--- START Supplied data ---

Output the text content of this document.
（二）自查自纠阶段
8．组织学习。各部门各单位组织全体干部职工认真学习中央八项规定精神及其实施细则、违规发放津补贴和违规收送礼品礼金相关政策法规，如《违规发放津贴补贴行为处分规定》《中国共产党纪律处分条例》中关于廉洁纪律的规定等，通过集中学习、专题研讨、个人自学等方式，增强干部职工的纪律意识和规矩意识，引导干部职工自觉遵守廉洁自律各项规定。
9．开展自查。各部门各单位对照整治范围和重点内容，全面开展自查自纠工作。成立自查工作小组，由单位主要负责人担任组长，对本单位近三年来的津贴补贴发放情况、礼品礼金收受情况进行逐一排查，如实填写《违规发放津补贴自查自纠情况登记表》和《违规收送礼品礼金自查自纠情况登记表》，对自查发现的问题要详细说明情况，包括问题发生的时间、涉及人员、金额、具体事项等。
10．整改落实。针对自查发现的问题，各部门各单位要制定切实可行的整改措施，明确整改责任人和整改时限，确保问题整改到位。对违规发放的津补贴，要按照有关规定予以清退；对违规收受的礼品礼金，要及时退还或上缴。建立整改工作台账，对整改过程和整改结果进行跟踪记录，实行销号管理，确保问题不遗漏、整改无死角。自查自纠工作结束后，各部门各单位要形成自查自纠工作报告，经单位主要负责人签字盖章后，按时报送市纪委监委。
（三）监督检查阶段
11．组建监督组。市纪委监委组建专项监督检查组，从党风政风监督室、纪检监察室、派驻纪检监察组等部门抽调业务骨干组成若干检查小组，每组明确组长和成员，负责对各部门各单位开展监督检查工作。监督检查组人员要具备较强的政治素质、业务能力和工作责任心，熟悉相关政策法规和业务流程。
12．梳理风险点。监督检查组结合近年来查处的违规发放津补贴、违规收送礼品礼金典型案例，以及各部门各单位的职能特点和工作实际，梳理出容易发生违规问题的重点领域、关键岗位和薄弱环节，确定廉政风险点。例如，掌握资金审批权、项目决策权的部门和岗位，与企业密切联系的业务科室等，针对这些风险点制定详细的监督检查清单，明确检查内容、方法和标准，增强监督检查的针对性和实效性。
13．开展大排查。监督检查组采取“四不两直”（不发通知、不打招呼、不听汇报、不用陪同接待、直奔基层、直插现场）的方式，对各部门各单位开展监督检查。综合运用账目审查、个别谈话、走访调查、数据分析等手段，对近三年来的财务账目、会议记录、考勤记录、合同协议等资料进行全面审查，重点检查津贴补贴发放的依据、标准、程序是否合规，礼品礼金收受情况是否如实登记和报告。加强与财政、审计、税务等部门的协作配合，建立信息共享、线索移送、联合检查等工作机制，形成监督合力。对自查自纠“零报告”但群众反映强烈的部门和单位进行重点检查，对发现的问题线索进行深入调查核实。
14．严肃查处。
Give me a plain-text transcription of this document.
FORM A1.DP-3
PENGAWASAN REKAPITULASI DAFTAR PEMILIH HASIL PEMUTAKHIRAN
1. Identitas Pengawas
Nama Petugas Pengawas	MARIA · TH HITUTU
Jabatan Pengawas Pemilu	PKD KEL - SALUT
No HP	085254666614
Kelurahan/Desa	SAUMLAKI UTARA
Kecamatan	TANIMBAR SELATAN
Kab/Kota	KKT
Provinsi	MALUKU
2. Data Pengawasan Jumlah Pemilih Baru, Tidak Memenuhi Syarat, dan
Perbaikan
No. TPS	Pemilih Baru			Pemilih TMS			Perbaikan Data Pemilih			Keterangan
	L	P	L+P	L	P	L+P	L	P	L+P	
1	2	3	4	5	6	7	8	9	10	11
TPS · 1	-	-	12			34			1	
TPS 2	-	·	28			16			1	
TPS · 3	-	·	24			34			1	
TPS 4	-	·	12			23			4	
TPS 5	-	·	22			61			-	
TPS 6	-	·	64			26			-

--- END Supplied data ---

* [Task instructions]: Copy every line of the material, please, keeping it exactly the same.

* [Solution below]:
Output the text content of this document.
（二）自查自纠阶段
8．组织学习。各部门各单位组织全体干部职工认真学习中央八项规定精神及其实施细则、违规发放津补贴和违规收送礼品礼金相关政策法规，如《违规发放津贴补贴行为处分规定》《中国共产党纪律处分条例》中关于廉洁纪律的规定等，通过集中学习、专题研讨、个人自学等方式，增强干部职工的纪律意识和规矩意识，引导干部职工自觉遵守廉洁自律各项规定。
9．开展自查。各部门各单位对照整治范围和重点内容，全面开展自查自纠工作。成立自查工作小组，由单位主要负责人担任组长，对本单位近三年来的津贴补贴发放情况、礼品礼金收受情况进行逐一排查，如实填写《违规发放津补贴自查自纠情况登记表》和《违规收送礼品礼金自查自纠情况登记表》，对自查发现的问题要详细说明情况，包括问题发生的时间、涉及人员、金额、具体事项等。
10．整改落实。针对自查发现的问题，各部门各单位要制定切实可行的整改措施，明确整改责任人和整改时限，确保问题整改到位。对违规发放的津补贴，要按照有关规定予以清退；对违规收受的礼品礼金，要及时退还或上缴。建立整改工作台账，对整改过程和整改结果进行跟踪记录，实行销号管理，确保问题不遗漏、整改无死角。自查自纠工作结束后，各部门各单位要形成自查自纠工作报告，经单位主要负责人签字盖章后，按时报送市纪委监委。
（三）监督检查阶段
11．组建监督组。市纪委监委组建专项监督检查组，从党风政风监督室、纪检监察室、派驻纪检监察组等部门抽调业务骨干组成若干检查小组，每组明确组长和成员，负责对各部门各单位开展监督检查工作。监督检查组人员要具备较强的政治素质、业务能力和工作责任心，熟悉相关政策法规和业务流程。
12．梳理风险点。监督检查组结合近年来查处的违规发放津补贴、违规收送礼品礼金典型案例，以及各部门各单位的职能特点和工作实际，梳理出容易发生违规问题的重点领域、关键岗位和薄弱环节，确定廉政风险点。例如，掌握资金审批权、项目决策权的部门和岗位，与企业密切联系的业务科室等，针对这些风险点制定详细的监督检查清单，明确检查内容、方法和标准，增强监督检查的针对性和实效性。
13．开展大排查。监督检查组采取“四不两直”（不发通知、不打招呼、不听汇报、不用陪同接待、直奔基层、直插现场）的方式，对各部门各单位开展监督检查。综合运用账目审查、个别谈话、走访调查、数据分析等手段，对近三年来的财务账目、会议记录、考勤记录、合同协议等资料进行全面审查，重点检查津贴补贴发放的依据、标准、程序是否合规，礼品礼金收受情况是否如实登记和报告。加强与财政、审计、税务等部门的协作配合，建立信息共享、线索移送、联合检查等工作机制，形成监督合力。对自查自纠“零报告”但群众反映强烈的部门和单位进行重点检查，对发现的问题线索进行深入调查核实。
14．严肃查处。
Give me a plain-text transcription of this document.
FORM A1.DP-3
PENGAWASAN REKAPITULASI DAFTAR PEMILIH HASIL PEMUTAKHIRAN
1. Identitas Pengawas
Nama Petugas Pengawas	MARIA · TH HITUTU
Jabatan Pengawas Pemilu	PKD KEL - SALUT
No HP	085254666614
Kelurahan/Desa	SAUMLAKI UTARA
Kecamatan	TANIMBAR SELATAN
Kab/Kota	KKT
Provinsi	MALUKU
2. Data Pengawasan Jumlah Pemilih Baru, Tidak Memenuhi Syarat, dan
Perbaikan
No. TPS	Pemilih Baru			Pemilih TMS			Perbaikan Data Pemilih			Keterangan
	L	P	L+P	L	P	L+P	L	P	L+P	
1	2	3	4	5	6	7	8	9	10	11
TPS · 1	-	-	12			34			1	
TPS 2	-	·	28			16			1	
TPS · 3	-	·	24			34			1	
TPS 4	-	·	12			23			4	
TPS 5	-	·	22			61			-	
TPS 6	-	·	64			26			-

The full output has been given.